Write each line out exactly, leaving none out.

(Stored entries)
·····

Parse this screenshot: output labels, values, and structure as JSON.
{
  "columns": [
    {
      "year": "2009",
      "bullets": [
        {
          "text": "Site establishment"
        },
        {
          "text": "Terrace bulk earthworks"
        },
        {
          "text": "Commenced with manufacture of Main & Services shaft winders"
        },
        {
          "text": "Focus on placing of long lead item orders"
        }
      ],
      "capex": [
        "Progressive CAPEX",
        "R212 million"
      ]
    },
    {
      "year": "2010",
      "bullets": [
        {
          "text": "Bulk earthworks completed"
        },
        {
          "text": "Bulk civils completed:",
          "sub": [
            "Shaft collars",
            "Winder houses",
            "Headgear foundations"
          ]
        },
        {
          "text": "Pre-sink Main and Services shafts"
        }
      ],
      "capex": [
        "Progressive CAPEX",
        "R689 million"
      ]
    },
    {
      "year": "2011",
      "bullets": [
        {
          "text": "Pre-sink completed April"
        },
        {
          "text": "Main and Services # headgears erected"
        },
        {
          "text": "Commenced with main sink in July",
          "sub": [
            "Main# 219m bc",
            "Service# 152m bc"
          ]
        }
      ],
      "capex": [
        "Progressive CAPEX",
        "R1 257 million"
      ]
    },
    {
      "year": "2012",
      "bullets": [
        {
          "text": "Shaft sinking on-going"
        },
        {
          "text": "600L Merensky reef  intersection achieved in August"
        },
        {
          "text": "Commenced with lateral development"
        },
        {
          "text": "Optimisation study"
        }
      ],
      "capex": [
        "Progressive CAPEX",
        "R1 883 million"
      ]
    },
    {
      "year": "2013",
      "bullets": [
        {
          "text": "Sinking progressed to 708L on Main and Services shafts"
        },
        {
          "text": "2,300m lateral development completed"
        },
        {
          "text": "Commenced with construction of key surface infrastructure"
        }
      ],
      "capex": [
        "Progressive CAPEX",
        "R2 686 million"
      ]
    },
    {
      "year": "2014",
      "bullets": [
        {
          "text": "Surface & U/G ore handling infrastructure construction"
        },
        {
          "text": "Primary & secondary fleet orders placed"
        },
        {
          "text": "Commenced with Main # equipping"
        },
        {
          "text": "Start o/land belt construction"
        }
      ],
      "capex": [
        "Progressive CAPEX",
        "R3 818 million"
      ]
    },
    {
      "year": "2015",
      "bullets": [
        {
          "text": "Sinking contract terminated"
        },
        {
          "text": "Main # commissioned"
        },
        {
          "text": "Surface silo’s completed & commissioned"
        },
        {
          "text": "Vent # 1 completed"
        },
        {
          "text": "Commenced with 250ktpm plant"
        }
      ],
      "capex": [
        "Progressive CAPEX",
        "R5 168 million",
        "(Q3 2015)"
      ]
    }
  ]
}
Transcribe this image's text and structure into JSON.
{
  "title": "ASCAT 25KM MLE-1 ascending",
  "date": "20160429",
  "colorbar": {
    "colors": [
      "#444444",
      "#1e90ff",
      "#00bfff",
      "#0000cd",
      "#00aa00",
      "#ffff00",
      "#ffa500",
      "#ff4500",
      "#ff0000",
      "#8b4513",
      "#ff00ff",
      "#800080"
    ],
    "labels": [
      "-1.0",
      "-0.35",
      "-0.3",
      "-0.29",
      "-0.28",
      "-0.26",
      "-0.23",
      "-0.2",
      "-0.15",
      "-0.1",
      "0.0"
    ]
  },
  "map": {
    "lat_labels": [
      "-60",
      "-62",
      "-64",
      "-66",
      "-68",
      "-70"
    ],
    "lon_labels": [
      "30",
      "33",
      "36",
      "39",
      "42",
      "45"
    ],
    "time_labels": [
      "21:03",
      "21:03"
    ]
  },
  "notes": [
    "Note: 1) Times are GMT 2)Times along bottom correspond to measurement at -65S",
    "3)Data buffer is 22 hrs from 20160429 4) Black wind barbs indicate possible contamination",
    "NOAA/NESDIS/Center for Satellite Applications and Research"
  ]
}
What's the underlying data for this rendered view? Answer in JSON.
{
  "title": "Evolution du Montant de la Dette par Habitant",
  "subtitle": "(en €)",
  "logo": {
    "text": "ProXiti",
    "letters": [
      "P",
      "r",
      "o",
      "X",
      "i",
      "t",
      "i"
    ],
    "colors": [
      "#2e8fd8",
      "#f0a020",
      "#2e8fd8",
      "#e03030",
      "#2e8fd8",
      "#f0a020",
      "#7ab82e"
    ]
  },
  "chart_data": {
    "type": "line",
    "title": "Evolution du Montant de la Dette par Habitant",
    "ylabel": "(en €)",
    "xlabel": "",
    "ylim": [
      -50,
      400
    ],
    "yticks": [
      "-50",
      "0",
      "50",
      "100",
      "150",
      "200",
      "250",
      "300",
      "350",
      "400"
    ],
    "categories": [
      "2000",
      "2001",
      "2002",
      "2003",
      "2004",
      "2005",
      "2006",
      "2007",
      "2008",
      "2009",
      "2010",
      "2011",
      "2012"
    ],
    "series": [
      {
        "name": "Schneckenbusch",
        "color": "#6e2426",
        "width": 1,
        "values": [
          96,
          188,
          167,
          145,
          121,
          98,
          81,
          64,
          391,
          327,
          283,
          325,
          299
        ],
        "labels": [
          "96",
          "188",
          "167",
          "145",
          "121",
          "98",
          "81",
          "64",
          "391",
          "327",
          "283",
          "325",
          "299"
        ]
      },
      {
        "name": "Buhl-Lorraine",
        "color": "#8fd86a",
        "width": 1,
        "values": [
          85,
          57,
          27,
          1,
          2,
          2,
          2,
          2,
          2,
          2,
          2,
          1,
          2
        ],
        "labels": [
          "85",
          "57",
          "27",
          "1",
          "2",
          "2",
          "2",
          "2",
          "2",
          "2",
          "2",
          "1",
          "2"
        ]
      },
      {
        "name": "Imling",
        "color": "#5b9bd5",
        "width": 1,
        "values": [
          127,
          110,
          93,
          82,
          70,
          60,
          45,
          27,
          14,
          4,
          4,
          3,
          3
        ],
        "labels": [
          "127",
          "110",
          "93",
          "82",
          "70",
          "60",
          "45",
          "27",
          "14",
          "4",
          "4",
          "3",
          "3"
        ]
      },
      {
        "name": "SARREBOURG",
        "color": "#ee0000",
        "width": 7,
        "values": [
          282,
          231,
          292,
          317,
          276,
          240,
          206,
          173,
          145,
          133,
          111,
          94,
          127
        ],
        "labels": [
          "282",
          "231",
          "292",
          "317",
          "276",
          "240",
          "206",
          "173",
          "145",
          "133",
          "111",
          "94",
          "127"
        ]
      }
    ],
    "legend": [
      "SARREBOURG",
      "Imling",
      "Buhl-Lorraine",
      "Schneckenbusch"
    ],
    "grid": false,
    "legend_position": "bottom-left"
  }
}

·····

- [RESPONSE]:
Parse this screenshot: output labels, values, and structure as JSON.
{
  "columns": [
    {
      "year": "2009",
      "bullets": [
        {
          "text": "Site establishment"
        },
        {
          "text": "Terrace bulk earthworks"
        },
        {
          "text": "Commenced with manufacture of Main & Services shaft winders"
        },
        {
          "text": "Focus on placing of long lead item orders"
        }
      ],
      "capex": [
        "Progressive CAPEX",
        "R212 million"
      ]
    },
    {
      "year": "2010",
      "bullets": [
        {
          "text": "Bulk earthworks completed"
        },
        {
          "text": "Bulk civils completed:",
          "sub": [
            "Shaft collars",
            "Winder houses",
            "Headgear foundations"
          ]
        },
        {
          "text": "Pre-sink Main and Services shafts"
        }
      ],
      "capex": [
        "Progressive CAPEX",
        "R689 million"
      ]
    },
    {
      "year": "2011",
      "bullets": [
        {
          "text": "Pre-sink completed April"
        },
        {
          "text": "Main and Services # headgears erected"
        },
        {
          "text": "Commenced with main sink in July",
          "sub": [
            "Main# 219m bc",
            "Service# 152m bc"
          ]
        }
      ],
      "capex": [
        "Progressive CAPEX",
        "R1 257 million"
      ]
    },
    {
      "year": "2012",
      "bullets": [
        {
          "text": "Shaft sinking on-going"
        },
        {
          "text": "600L Merensky reef  intersection achieved in August"
        },
        {
          "text": "Commenced with lateral development"
        },
        {
          "text": "Optimisation study"
        }
      ],
      "capex": [
        "Progressive CAPEX",
        "R1 883 million"
      ]
    },
    {
      "year": "2013",
      "bullets": [
        {
          "text": "Sinking progressed to 708L on Main and Services shafts"
        },
        {
          "text": "2,300m lateral development completed"
        },
        {
          "text": "Commenced with construction of key surface infrastructure"
        }
      ],
      "capex": [
        "Progressive CAPEX",
        "R2 686 million"
      ]
    },
    {
      "year": "2014",
      "bullets": [
        {
          "text": "Surface & U/G ore handling infrastructure construction"
        },
        {
          "text": "Primary & secondary fleet orders placed"
        },
        {
          "text": "Commenced with Main # equipping"
        },
        {
          "text": "Start o/land belt construction"
        }
      ],
      "capex": [
        "Progressive CAPEX",
        "R3 818 million"
      ]
    },
    {
      "year": "2015",
      "bullets": [
        {
          "text": "Sinking contract terminated"
        },
        {
          "text": "Main # commissioned"
        },
        {
          "text": "Surface silo’s completed & commissioned"
        },
        {
          "text": "Vent # 1 completed"
        },
        {
          "text": "Commenced with 250ktpm plant"
        }
      ],
      "capex": [
        "Progressive CAPEX",
        "R5 168 million",
        "(Q3 2015)"
      ]
    }
  ]
}
Transcribe this image's text and structure into JSON.
{
  "title": "ASCAT 25KM MLE-1 ascending",
  "date": "20160429",
  "colorbar": {
    "colors": [
      "#444444",
      "#1e90ff",
      "#00bfff",
      "#0000cd",
      "#00aa00",
      "#ffff00",
      "#ffa500",
      "#ff4500",
      "#ff0000",
      "#8b4513",
      "#ff00ff",
      "#800080"
    ],
    "labels": [
      "-1.0",
      "-0.35",
      "-0.3",
      "-0.29",
      "-0.28",
      "-0.26",
      "-0.23",
      "-0.2",
      "-0.15",
      "-0.1",
      "0.0"
    ]
  },
  "map": {
    "lat_labels": [
      "-60",
      "-62",
      "-64",
      "-66",
      "-68",
      "-70"
    ],
    "lon_labels": [
      "30",
      "33",
      "36",
      "39",
      "42",
      "45"
    ],
    "time_labels": [
      "21:03",
      "21:03"
    ]
  },
  "notes": [
    "Note: 1) Times are GMT 2)Times along bottom correspond to measurement at -65S",
    "3)Data buffer is 22 hrs from 20160429 4) Black wind barbs indicate possible contamination",
    "NOAA/NESDIS/Center for Satellite Applications and Research"
  ]
}
What's the underlying data for this rendered view? Answer in JSON.
{
  "title": "Evolution du Montant de la Dette par Habitant",
  "subtitle": "(en €)",
  "logo": {
    "text": "ProXiti",
    "letters": [
      "P",
      "r",
      "o",
      "X",
      "i",
      "t",
      "i"
    ],
    "colors": [
      "#2e8fd8",
      "#f0a020",
      "#2e8fd8",
      "#e03030",
      "#2e8fd8",
      "#f0a020",
      "#7ab82e"
    ]
  },
  "chart_data": {
    "type": "line",
    "title": "Evolution du Montant de la Dette par Habitant",
    "ylabel": "(en €)",
    "xlabel": "",
    "ylim": [
      -50,
      400
    ],
    "yticks": [
      "-50",
      "0",
      "50",
      "100",
      "150",
      "200",
      "250",
      "300",
      "350",
      "400"
    ],
    "categories": [
      "2000",
      "2001",
      "2002",
      "2003",
      "2004",
      "2005",
      "2006",
      "2007",
      "2008",
      "2009",
      "2010",
      "2011",
      "2012"
    ],
    "series": [
      {
        "name": "Schneckenbusch",
        "color": "#6e2426",
        "width": 1,
        "values": [
          96,
          188,
          167,
          145,
          121,
          98,
          81,
          64,
          391,
          327,
          283,
          325,
          299
        ],
        "labels": [
          "96",
          "188",
          "167",
          "145",
          "121",
          "98",
          "81",
          "64",
          "391",
          "327",
          "283",
          "325",
          "299"
        ]
      },
      {
        "name": "Buhl-Lorraine",
        "color": "#8fd86a",
        "width": 1,
        "values": [
          85,
          57,
          27,
          1,
          2,
          2,
          2,
          2,
          2,
          2,
          2,
          1,
          2
        ],
        "labels": [
          "85",
          "57",
          "27",
          "1",
          "2",
          "2",
          "2",
          "2",
          "2",
          "2",
          "2",
          "1",
          "2"
        ]
      },
      {
        "name": "Imling",
        "color": "#5b9bd5",
        "width": 1,
        "values": [
          127,
          110,
          93,
          82,
          70,
          60,
          45,
          27,
          14,
          4,
          4,
          3,
          3
        ],
        "labels": [
          "127",
          "110",
          "93",
          "82",
          "70",
          "60",
          "45",
          "27",
          "14",
          "4",
          "4",
          "3",
          "3"
        ]
      },
      {
        "name": "SARREBOURG",
        "color": "#ee0000",
        "width": 7,
        "values": [
          282,
          231,
          292,
          317,
          276,
          240,
          206,
          173,
          145,
          133,
          111,
          94,
          127
        ],
        "labels": [
          "282",
          "231",
          "292",
          "317",
          "276",
          "240",
          "206",
          "173",
          "145",
          "133",
          "111",
          "94",
          "127"
        ]
      }
    ],
    "legend": [
      "SARREBOURG",
      "Imling",
      "Buhl-Lorraine",
      "Schneckenbusch"
    ],
    "grid": false,
    "legend_position": "bottom-left"
  }
}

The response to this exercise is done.